[Data entries]
::::

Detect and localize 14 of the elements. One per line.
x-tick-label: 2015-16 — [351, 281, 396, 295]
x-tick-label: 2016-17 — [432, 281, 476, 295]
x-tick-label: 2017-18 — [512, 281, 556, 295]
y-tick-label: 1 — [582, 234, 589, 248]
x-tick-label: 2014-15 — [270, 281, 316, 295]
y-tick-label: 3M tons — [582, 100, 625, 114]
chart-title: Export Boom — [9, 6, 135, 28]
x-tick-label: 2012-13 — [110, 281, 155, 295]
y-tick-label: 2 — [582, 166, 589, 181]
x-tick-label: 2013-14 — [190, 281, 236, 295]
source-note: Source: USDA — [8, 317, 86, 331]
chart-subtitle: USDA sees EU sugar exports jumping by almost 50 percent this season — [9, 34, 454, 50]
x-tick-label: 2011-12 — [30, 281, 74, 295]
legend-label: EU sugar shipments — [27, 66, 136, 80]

::::

== WHAT YOU HAVE TO DO ==
Reproduce every line of the data entries above verbatim, in their original order.

== WRITTEN RESPONSE ==
Detect and localize 14 of the elements. One per line.
x-tick-label: 2015-16 — [351, 281, 396, 295]
x-tick-label: 2016-17 — [432, 281, 476, 295]
x-tick-label: 2017-18 — [512, 281, 556, 295]
y-tick-label: 1 — [582, 234, 589, 248]
x-tick-label: 2014-15 — [270, 281, 316, 295]
y-tick-label: 3M tons — [582, 100, 625, 114]
chart-title: Export Boom — [9, 6, 135, 28]
x-tick-label: 2012-13 — [110, 281, 155, 295]
y-tick-label: 2 — [582, 166, 589, 181]
x-tick-label: 2013-14 — [190, 281, 236, 295]
source-note: Source: USDA — [8, 317, 86, 331]
chart-subtitle: USDA sees EU sugar exports jumping by almost 50 percent this season — [9, 34, 454, 50]
x-tick-label: 2011-12 — [30, 281, 74, 295]
legend-label: EU sugar shipments — [27, 66, 136, 80]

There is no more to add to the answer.